Three Practices to Feel More Alive: Being Seen, Staying Connected, and Making Life Fun Again

The Quest of Life
Mindset & Meaningful Living
Read Time: ~6 minutes

Today at a Glance

This week, we’re diving into three subtle but powerful ways to bring more meaning into your days:

  • Why being seen (and helping others feel seen) is one of the most underrated needs in adulthood

  • How taking notes on your friends can keep relationships alive even when life gets busy

  • Why this weird in-between season of the year might be stealing your joy—and how to bring fun back on purpose

Let’s get into it.


1. We All Want to Be Seen

And most of us rarely feel that way.

The other day, someone asked me:

“What’s a quality you admire most in other people?”

I had an immediate answer:

“People who go out of their way to make sure others feel involved.”

Especially in group settings—inviting the quiet person in, asking questions that let someone feel like their presence matters.

Then they flipped the script and asked something I wasn’t expecting:

“Do you think you admire that so much because you don’t often feel seen yourself?”

That hit.

Because yeah—I’ve been in a lot of rooms lately where I’ve felt invisible. Not in a dramatic way, just... unacknowledged. Especially over the past few months while prepping for my competition, working on my app, and pouring energy into things that aren’t always easy to explain.

Meanwhile, the group conversations are about fun nights out, dating drama, and vacation plans. Not bad things. Just not my things.

And that taught me something: if I could feel this disconnected after just a few months of living differently, how many people are walking through life feeling this way all the time?

So here’s your challenge:

👉 Make people feel seen.

  • Ask about something they’re excited about.

  • Pause and ask them why that lights them up.

_Supplied material_:
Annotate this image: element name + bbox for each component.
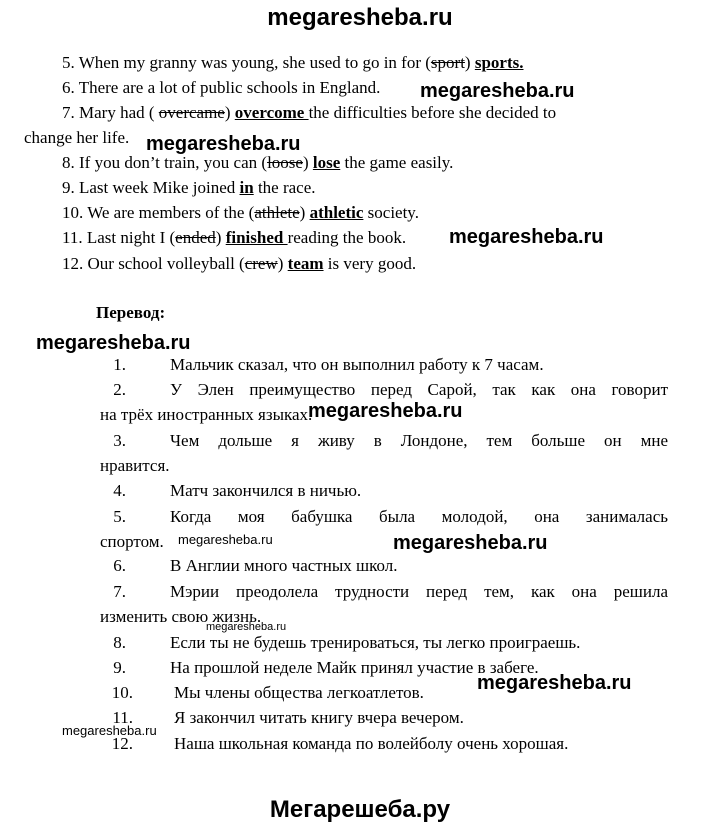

_The task_: Quote the newsletter from "Especially in group" up to and including "all the time?". Nothing in the listing is needed here.

_Written solution_:
Especially in group settings—inviting the quiet person in, asking questions that let someone feel like their presence matters.

Then they flipped the script and asked something I wasn’t expecting:

“Do you think you admire that so much because you don’t often feel seen yourself?”

That hit.

Because yeah—I’ve been in a lot of rooms lately where I’ve felt invisible. Not in a dramatic way, just... unacknowledged. Especially over the past few months while prepping for my competition, working on my app, and pouring energy into things that aren’t always easy to explain.

Meanwhile, the group conversations are about fun nights out, dating drama, and vacation plans. Not bad things. Just not my things.

And that taught me something: if I could feel this disconnected after just a few months of living differently, how many people are walking through life feeling this way all the time?